— Begin Data rows —

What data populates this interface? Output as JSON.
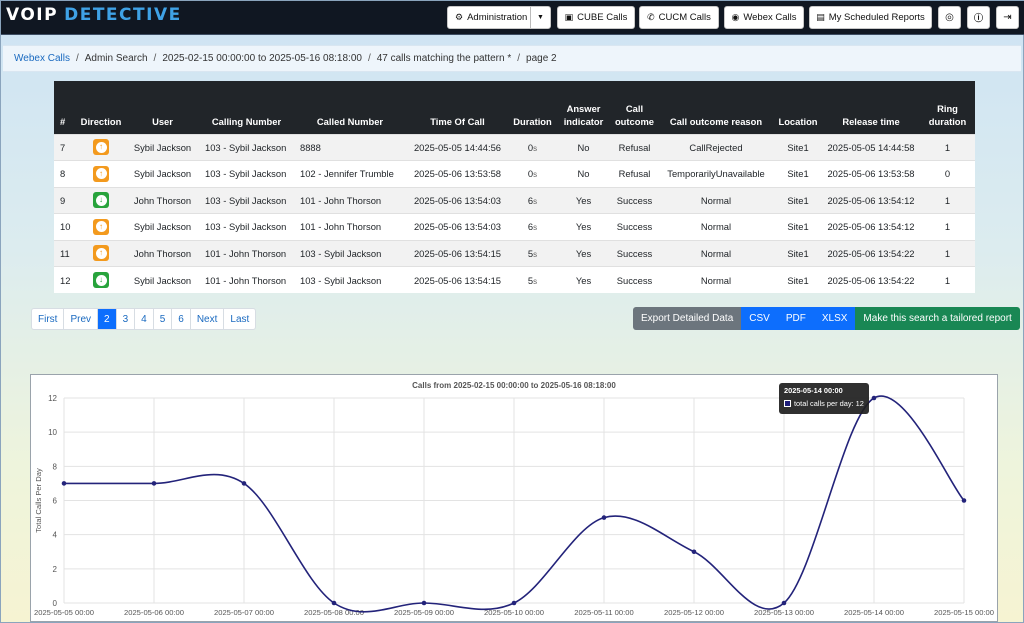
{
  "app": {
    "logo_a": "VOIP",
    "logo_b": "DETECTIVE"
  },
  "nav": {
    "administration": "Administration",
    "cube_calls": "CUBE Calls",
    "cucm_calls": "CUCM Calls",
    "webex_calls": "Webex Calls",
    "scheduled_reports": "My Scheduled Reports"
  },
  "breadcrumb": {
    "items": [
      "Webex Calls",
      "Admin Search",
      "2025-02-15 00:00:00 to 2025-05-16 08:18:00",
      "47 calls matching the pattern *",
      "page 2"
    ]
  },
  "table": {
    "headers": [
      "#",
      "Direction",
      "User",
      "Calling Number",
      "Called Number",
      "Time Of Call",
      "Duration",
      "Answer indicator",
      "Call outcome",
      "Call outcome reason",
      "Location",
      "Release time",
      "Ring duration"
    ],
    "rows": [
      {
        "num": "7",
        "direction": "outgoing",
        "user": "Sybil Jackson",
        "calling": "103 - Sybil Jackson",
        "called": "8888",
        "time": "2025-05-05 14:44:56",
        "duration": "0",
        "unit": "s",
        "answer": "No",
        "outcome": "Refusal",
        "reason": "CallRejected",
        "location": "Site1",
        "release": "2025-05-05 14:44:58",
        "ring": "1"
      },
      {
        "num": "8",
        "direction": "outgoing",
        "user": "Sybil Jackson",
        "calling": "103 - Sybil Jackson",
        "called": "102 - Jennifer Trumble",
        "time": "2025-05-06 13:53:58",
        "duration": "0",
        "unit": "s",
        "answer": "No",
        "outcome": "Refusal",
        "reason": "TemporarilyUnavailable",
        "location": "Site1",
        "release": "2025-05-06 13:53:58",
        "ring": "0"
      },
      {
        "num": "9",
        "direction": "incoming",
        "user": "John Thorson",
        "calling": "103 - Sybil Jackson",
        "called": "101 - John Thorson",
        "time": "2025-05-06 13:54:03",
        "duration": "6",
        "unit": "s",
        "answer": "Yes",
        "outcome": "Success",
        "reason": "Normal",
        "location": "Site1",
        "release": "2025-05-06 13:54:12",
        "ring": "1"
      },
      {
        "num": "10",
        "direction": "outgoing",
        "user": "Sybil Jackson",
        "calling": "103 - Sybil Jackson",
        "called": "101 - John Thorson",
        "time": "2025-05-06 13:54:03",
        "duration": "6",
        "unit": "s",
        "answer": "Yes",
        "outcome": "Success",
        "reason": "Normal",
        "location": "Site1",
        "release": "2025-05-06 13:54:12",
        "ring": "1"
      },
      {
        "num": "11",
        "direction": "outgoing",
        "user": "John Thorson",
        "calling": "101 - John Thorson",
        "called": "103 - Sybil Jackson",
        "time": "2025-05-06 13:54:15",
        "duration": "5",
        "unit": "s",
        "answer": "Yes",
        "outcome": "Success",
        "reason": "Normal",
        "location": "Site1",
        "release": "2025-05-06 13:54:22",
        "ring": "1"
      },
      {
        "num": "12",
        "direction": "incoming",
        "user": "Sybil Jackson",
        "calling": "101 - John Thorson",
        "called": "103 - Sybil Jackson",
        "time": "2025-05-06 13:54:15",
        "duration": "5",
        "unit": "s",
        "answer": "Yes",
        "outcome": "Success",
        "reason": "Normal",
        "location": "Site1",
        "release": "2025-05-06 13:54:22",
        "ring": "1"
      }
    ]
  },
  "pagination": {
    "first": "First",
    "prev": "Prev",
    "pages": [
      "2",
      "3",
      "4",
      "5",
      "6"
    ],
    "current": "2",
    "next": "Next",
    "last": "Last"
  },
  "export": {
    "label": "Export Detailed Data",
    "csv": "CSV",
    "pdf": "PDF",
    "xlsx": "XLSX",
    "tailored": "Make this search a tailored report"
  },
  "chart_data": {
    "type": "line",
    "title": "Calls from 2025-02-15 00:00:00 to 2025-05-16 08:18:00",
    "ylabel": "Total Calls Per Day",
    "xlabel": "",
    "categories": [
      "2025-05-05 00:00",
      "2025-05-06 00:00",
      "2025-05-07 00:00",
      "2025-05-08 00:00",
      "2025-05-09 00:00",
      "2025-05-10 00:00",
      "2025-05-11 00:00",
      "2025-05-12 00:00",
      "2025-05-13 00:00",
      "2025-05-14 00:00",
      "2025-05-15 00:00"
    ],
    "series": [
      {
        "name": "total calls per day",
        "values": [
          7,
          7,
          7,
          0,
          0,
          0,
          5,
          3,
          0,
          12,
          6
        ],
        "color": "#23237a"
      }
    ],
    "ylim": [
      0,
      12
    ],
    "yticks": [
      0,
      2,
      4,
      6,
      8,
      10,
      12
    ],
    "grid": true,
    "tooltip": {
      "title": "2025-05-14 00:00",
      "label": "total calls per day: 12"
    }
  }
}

— End Data rows —

▶ [Challenge]
Without the pictures, output the full listing exactly as it stands.

▶ [Solution to this problem]
What data populates this interface? Output as JSON.
{
  "app": {
    "logo_a": "VOIP",
    "logo_b": "DETECTIVE"
  },
  "nav": {
    "administration": "Administration",
    "cube_calls": "CUBE Calls",
    "cucm_calls": "CUCM Calls",
    "webex_calls": "Webex Calls",
    "scheduled_reports": "My Scheduled Reports"
  },
  "breadcrumb": {
    "items": [
      "Webex Calls",
      "Admin Search",
      "2025-02-15 00:00:00 to 2025-05-16 08:18:00",
      "47 calls matching the pattern *",
      "page 2"
    ]
  },
  "table": {
    "headers": [
      "#",
      "Direction",
      "User",
      "Calling Number",
      "Called Number",
      "Time Of Call",
      "Duration",
      "Answer indicator",
      "Call outcome",
      "Call outcome reason",
      "Location",
      "Release time",
      "Ring duration"
    ],
    "rows": [
      {
        "num": "7",
        "direction": "outgoing",
        "user": "Sybil Jackson",
        "calling": "103 - Sybil Jackson",
        "called": "8888",
        "time": "2025-05-05 14:44:56",
        "duration": "0",
        "unit": "s",
        "answer": "No",
        "outcome": "Refusal",
        "reason": "CallRejected",
        "location": "Site1",
        "release": "2025-05-05 14:44:58",
        "ring": "1"
      },
      {
        "num": "8",
        "direction": "outgoing",
        "user": "Sybil Jackson",
        "calling": "103 - Sybil Jackson",
        "called": "102 - Jennifer Trumble",
        "time": "2025-05-06 13:53:58",
        "duration": "0",
        "unit": "s",
        "answer": "No",
        "outcome": "Refusal",
        "reason": "TemporarilyUnavailable",
        "location": "Site1",
        "release": "2025-05-06 13:53:58",
        "ring": "0"
      },
      {
        "num": "9",
        "direction": "incoming",
        "user": "John Thorson",
        "calling": "103 - Sybil Jackson",
        "called": "101 - John Thorson",
        "time": "2025-05-06 13:54:03",
        "duration": "6",
        "unit": "s",
        "answer": "Yes",
        "outcome": "Success",
        "reason": "Normal",
        "location": "Site1",
        "release": "2025-05-06 13:54:12",
        "ring": "1"
      },
      {
        "num": "10",
        "direction": "outgoing",
        "user": "Sybil Jackson",
        "calling": "103 - Sybil Jackson",
        "called": "101 - John Thorson",
        "time": "2025-05-06 13:54:03",
        "duration": "6",
        "unit": "s",
        "answer": "Yes",
        "outcome": "Success",
        "reason": "Normal",
        "location": "Site1",
        "release": "2025-05-06 13:54:12",
        "ring": "1"
      },
      {
        "num": "11",
        "direction": "outgoing",
        "user": "John Thorson",
        "calling": "101 - John Thorson",
        "called": "103 - Sybil Jackson",
        "time": "2025-05-06 13:54:15",
        "duration": "5",
        "unit": "s",
        "answer": "Yes",
        "outcome": "Success",
        "reason": "Normal",
        "location": "Site1",
        "release": "2025-05-06 13:54:22",
        "ring": "1"
      },
      {
        "num": "12",
        "direction": "incoming",
        "user": "Sybil Jackson",
        "calling": "101 - John Thorson",
        "called": "103 - Sybil Jackson",
        "time": "2025-05-06 13:54:15",
        "duration": "5",
        "unit": "s",
        "answer": "Yes",
        "outcome": "Success",
        "reason": "Normal",
        "location": "Site1",
        "release": "2025-05-06 13:54:22",
        "ring": "1"
      }
    ]
  },
  "pagination": {
    "first": "First",
    "prev": "Prev",
    "pages": [
      "2",
      "3",
      "4",
      "5",
      "6"
    ],
    "current": "2",
    "next": "Next",
    "last": "Last"
  },
  "export": {
    "label": "Export Detailed Data",
    "csv": "CSV",
    "pdf": "PDF",
    "xlsx": "XLSX",
    "tailored": "Make this search a tailored report"
  },
  "chart_data": {
    "type": "line",
    "title": "Calls from 2025-02-15 00:00:00 to 2025-05-16 08:18:00",
    "ylabel": "Total Calls Per Day",
    "xlabel": "",
    "categories": [
      "2025-05-05 00:00",
      "2025-05-06 00:00",
      "2025-05-07 00:00",
      "2025-05-08 00:00",
      "2025-05-09 00:00",
      "2025-05-10 00:00",
      "2025-05-11 00:00",
      "2025-05-12 00:00",
      "2025-05-13 00:00",
      "2025-05-14 00:00",
      "2025-05-15 00:00"
    ],
    "series": [
      {
        "name": "total calls per day",
        "values": [
          7,
          7,
          7,
          0,
          0,
          0,
          5,
          3,
          0,
          12,
          6
        ],
        "color": "#23237a"
      }
    ],
    "ylim": [
      0,
      12
    ],
    "yticks": [
      0,
      2,
      4,
      6,
      8,
      10,
      12
    ],
    "grid": true,
    "tooltip": {
      "title": "2025-05-14 00:00",
      "label": "total calls per day: 12"
    }
  }
}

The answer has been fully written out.